- _MATERIAL PROVIDED_
═══
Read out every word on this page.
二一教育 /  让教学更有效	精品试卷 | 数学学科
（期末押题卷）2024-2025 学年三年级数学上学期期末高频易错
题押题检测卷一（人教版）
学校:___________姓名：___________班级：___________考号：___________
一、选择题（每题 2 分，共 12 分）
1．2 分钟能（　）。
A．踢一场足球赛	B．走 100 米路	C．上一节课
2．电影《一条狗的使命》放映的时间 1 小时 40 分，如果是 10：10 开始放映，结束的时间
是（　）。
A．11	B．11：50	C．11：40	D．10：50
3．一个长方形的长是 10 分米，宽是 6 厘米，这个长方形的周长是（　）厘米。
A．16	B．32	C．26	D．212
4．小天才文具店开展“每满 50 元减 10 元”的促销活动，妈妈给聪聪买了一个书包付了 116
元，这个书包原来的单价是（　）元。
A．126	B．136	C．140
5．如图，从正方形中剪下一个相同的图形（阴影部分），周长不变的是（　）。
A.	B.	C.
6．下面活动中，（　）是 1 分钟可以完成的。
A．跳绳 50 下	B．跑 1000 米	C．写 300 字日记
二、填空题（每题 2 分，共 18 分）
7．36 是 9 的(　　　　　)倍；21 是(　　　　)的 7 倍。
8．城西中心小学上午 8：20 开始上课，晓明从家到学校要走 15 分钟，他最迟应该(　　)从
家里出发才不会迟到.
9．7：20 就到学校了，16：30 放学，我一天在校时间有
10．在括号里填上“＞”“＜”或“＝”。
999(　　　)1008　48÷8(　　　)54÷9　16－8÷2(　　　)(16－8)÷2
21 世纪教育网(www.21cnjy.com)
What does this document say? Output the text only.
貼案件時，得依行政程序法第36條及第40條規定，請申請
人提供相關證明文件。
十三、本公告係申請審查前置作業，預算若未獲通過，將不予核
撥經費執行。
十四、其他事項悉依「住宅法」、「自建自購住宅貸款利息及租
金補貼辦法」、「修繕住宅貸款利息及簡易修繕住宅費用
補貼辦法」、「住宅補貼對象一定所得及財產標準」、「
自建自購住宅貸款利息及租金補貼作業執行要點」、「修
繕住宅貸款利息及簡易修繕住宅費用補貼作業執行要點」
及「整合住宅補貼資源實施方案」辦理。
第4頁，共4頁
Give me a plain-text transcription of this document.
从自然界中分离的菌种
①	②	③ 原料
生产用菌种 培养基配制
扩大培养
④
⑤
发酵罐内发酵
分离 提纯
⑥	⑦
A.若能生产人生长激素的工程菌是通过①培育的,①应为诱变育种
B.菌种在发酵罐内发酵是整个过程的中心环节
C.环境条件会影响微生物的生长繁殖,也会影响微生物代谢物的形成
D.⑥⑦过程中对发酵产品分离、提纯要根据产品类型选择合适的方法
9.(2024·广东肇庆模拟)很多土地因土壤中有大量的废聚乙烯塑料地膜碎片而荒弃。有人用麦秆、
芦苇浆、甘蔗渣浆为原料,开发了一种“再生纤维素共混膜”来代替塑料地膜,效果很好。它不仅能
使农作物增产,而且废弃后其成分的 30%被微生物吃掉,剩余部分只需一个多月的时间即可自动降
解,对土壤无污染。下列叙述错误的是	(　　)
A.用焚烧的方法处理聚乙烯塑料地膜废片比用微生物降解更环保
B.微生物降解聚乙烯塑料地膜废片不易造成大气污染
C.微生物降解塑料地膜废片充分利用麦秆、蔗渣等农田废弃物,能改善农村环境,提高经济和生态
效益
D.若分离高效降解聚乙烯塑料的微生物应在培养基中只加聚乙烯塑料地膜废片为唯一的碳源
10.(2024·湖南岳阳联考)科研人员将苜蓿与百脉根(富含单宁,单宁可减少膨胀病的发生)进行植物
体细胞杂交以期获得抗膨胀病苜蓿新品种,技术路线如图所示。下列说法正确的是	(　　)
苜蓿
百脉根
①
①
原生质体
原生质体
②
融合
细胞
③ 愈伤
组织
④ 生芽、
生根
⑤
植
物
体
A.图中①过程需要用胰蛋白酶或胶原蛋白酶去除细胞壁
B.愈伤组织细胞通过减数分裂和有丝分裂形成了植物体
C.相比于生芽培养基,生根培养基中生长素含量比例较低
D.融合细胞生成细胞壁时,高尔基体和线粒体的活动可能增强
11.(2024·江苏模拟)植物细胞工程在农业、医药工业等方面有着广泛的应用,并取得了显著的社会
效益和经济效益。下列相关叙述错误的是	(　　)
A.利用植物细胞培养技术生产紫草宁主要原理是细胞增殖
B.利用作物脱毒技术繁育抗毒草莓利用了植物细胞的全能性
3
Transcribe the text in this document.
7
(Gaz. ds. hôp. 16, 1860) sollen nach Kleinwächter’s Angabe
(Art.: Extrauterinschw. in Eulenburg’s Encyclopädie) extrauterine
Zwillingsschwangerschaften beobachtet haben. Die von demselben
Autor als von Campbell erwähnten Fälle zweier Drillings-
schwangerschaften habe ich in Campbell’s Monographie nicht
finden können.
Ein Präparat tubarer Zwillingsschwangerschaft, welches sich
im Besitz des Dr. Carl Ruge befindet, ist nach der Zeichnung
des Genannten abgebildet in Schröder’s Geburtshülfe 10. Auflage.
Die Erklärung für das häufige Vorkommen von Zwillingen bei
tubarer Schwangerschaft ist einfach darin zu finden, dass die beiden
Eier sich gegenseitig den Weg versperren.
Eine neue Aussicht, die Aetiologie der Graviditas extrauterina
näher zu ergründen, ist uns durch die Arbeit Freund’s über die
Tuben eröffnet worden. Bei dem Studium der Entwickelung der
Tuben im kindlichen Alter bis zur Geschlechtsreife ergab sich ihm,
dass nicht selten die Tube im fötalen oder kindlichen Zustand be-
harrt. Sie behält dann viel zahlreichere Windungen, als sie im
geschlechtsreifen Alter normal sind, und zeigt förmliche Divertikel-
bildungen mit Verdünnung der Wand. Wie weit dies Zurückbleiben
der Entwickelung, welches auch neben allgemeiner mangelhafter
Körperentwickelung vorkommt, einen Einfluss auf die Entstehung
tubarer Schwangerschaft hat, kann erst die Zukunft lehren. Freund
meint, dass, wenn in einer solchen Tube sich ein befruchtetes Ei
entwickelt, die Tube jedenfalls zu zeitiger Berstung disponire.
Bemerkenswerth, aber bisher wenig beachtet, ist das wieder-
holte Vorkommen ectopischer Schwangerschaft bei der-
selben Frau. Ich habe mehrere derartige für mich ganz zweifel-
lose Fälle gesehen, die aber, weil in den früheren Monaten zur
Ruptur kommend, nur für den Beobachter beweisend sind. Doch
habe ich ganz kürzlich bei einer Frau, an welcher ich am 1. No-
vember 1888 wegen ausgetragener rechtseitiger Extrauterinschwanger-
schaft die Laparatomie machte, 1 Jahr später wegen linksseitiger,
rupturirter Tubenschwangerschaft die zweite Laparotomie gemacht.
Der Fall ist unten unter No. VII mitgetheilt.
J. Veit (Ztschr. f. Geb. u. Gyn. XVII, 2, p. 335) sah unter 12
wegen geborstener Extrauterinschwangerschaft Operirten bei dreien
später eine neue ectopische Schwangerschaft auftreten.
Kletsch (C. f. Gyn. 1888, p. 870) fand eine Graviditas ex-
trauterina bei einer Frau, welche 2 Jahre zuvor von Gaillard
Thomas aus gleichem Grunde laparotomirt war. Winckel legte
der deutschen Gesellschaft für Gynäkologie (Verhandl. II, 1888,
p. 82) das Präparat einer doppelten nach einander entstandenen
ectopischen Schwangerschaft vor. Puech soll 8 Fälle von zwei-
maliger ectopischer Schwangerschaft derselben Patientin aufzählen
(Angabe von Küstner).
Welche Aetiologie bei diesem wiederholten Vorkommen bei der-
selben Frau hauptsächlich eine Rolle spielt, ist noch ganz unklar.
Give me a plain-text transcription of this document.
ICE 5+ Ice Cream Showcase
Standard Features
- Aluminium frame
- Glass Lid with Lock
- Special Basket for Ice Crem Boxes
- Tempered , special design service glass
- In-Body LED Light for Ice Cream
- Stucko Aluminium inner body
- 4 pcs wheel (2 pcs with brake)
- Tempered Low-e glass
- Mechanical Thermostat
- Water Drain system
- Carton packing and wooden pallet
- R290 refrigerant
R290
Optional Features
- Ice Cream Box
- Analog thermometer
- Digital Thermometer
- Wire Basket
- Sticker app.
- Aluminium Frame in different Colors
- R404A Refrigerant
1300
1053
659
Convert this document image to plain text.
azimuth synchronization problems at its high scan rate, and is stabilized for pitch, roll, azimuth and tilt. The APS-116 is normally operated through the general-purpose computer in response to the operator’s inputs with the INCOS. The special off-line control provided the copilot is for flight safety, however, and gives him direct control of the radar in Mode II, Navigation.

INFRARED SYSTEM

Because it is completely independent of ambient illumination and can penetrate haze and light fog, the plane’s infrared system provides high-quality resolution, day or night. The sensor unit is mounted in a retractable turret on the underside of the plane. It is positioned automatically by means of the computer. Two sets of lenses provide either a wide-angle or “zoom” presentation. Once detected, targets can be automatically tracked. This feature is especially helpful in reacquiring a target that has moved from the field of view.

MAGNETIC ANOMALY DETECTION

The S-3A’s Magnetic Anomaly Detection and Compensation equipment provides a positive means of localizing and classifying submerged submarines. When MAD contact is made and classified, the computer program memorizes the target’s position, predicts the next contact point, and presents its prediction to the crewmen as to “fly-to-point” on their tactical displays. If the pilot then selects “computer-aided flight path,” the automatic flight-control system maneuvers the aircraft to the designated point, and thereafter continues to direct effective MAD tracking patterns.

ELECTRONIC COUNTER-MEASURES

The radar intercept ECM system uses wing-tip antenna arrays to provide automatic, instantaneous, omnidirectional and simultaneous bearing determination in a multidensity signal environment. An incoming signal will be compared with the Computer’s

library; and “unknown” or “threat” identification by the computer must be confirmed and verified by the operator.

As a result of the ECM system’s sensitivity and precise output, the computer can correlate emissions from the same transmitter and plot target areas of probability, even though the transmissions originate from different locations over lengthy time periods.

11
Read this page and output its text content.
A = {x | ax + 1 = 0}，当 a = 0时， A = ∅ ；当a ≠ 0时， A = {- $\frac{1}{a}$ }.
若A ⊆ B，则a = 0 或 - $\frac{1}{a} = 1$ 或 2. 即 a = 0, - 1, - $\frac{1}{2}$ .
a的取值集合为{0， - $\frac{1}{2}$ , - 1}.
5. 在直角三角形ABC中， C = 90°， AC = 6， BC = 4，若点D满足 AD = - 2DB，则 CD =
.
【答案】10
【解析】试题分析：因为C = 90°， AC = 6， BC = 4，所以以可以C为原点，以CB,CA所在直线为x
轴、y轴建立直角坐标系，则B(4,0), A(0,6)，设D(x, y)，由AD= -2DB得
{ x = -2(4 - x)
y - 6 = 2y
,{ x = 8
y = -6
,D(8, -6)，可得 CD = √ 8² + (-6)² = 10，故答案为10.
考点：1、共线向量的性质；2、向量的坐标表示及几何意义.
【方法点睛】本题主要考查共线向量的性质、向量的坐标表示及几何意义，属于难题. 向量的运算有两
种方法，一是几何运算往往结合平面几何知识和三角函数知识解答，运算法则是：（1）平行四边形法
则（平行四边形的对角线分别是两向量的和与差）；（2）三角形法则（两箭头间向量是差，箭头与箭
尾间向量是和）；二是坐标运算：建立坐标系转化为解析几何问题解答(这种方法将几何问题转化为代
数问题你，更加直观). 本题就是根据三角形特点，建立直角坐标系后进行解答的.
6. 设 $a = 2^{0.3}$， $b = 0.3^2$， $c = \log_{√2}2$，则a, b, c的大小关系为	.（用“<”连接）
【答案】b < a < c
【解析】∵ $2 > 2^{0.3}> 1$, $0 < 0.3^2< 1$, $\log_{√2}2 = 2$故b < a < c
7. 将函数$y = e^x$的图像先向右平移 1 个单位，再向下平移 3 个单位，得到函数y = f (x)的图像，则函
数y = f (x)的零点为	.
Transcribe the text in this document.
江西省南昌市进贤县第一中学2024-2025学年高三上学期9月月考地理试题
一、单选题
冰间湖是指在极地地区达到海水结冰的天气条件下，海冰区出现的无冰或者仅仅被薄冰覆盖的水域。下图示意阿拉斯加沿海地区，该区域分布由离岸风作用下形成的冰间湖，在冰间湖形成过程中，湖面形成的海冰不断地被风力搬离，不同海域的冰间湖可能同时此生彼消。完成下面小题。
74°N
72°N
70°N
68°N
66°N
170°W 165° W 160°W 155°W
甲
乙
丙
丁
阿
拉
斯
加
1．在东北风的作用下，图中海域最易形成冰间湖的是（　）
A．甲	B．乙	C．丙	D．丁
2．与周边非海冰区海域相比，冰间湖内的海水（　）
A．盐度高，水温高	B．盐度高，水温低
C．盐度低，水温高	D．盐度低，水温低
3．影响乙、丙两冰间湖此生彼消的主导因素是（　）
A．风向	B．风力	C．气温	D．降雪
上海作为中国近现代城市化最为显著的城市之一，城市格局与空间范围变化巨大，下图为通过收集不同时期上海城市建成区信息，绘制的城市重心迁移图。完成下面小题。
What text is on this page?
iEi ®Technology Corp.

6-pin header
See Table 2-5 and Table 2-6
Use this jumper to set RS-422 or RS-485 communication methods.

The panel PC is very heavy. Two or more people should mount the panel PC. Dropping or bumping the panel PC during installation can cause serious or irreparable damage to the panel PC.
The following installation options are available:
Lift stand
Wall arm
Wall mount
═══
- _WORK TO BE COMPLETED_
Reproduce only the lines running from the one with "What text is on this page?" through the final line of the listing above, both ends included.

- _CORRECT RESPONSE_
What text is on this page?
iEi ®Technology Corp.

6-pin header
See Table 2-5 and Table 2-6
Use this jumper to set RS-422 or RS-485 communication methods.

The panel PC is very heavy. Two or more people should mount the panel PC. Dropping or bumping the panel PC during installation can cause serious or irreparable damage to the panel PC.
The following installation options are available:
Lift stand
Wall arm
Wall mount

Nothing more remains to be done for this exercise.